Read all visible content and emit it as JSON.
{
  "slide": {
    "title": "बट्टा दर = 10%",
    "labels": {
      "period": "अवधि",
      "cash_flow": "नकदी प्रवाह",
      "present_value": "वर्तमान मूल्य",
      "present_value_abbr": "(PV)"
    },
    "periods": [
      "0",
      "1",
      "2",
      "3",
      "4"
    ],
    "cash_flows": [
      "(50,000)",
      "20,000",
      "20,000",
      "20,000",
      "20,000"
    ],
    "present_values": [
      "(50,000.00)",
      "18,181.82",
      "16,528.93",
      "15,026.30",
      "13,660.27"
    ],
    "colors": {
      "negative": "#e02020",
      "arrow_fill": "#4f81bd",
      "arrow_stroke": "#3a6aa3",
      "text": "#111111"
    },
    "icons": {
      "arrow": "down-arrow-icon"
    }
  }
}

· · · ·

Make an exact copy of the material above.

Output of the task
Read all visible content and emit it as JSON.
{
  "slide": {
    "title": "बट्टा दर = 10%",
    "labels": {
      "period": "अवधि",
      "cash_flow": "नकदी प्रवाह",
      "present_value": "वर्तमान मूल्य",
      "present_value_abbr": "(PV)"
    },
    "periods": [
      "0",
      "1",
      "2",
      "3",
      "4"
    ],
    "cash_flows": [
      "(50,000)",
      "20,000",
      "20,000",
      "20,000",
      "20,000"
    ],
    "present_values": [
      "(50,000.00)",
      "18,181.82",
      "16,528.93",
      "15,026.30",
      "13,660.27"
    ],
    "colors": {
      "negative": "#e02020",
      "arrow_fill": "#4f81bd",
      "arrow_stroke": "#3a6aa3",
      "text": "#111111"
    },
    "icons": {
      "arrow": "down-arrow-icon"
    }
  }
}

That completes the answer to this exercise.